Extract the full set of records, then give each one again exactly.
'''
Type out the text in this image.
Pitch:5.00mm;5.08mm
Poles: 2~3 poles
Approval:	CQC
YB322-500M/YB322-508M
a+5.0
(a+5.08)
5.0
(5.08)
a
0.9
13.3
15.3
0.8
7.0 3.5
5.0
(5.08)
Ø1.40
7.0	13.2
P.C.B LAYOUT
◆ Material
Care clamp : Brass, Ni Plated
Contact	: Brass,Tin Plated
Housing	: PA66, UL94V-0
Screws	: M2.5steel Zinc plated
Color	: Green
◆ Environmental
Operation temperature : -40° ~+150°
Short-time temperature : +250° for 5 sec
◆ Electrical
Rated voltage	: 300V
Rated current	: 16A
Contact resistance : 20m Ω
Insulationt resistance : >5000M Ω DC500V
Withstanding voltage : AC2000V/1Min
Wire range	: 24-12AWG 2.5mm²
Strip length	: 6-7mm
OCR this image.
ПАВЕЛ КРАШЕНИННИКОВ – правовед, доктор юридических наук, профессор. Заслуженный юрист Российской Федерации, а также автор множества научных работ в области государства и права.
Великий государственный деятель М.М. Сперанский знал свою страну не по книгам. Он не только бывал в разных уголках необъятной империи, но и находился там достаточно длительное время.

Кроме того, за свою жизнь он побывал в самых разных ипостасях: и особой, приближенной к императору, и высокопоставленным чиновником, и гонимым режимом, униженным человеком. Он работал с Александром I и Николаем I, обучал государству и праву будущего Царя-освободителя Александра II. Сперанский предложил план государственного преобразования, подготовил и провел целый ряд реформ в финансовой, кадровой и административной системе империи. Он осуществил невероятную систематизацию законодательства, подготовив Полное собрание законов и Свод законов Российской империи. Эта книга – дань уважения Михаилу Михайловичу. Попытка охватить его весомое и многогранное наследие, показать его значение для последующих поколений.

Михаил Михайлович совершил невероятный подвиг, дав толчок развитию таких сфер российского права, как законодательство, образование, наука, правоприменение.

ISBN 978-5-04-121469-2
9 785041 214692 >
'''
▶ _Task result_:
Type out the text in this image.
Pitch:5.00mm;5.08mm
Poles: 2~3 poles
Approval:	CQC
YB322-500M/YB322-508M
a+5.0
(a+5.08)
5.0
(5.08)
a
0.9
13.3
15.3
0.8
7.0 3.5
5.0
(5.08)
Ø1.40
7.0	13.2
P.C.B LAYOUT
◆ Material
Care clamp : Brass, Ni Plated
Contact	: Brass,Tin Plated
Housing	: PA66, UL94V-0
Screws	: M2.5steel Zinc plated
Color	: Green
◆ Environmental
Operation temperature : -40° ~+150°
Short-time temperature : +250° for 5 sec
◆ Electrical
Rated voltage	: 300V
Rated current	: 16A
Contact resistance : 20m Ω
Insulationt resistance : >5000M Ω DC500V
Withstanding voltage : AC2000V/1Min
Wire range	: 24-12AWG 2.5mm²
Strip length	: 6-7mm
OCR this image.
ПАВЕЛ КРАШЕНИННИКОВ – правовед, доктор юридических наук, профессор. Заслуженный юрист Российской Федерации, а также автор множества научных работ в области государства и права.
Великий государственный деятель М.М. Сперанский знал свою страну не по книгам. Он не только бывал в разных уголках необъятной империи, но и находился там достаточно длительное время.

Кроме того, за свою жизнь он побывал в самых разных ипостасях: и особой, приближенной к императору, и высокопоставленным чиновником, и гонимым режимом, униженным человеком. Он работал с Александром I и Николаем I, обучал государству и праву будущего Царя-освободителя Александра II. Сперанский предложил план государственного преобразования, подготовил и провел целый ряд реформ в финансовой, кадровой и административной системе империи. Он осуществил невероятную систематизацию законодательства, подготовив Полное собрание законов и Свод законов Российской империи. Эта книга – дань уважения Михаилу Михайловичу. Попытка охватить его весомое и многогранное наследие, показать его значение для последующих поколений.

Михаил Михайлович совершил невероятный подвиг, дав толчок развитию таких сфер российского права, как законодательство, образование, наука, правоприменение.

ISBN 978-5-04-121469-2
9 785041 214692 >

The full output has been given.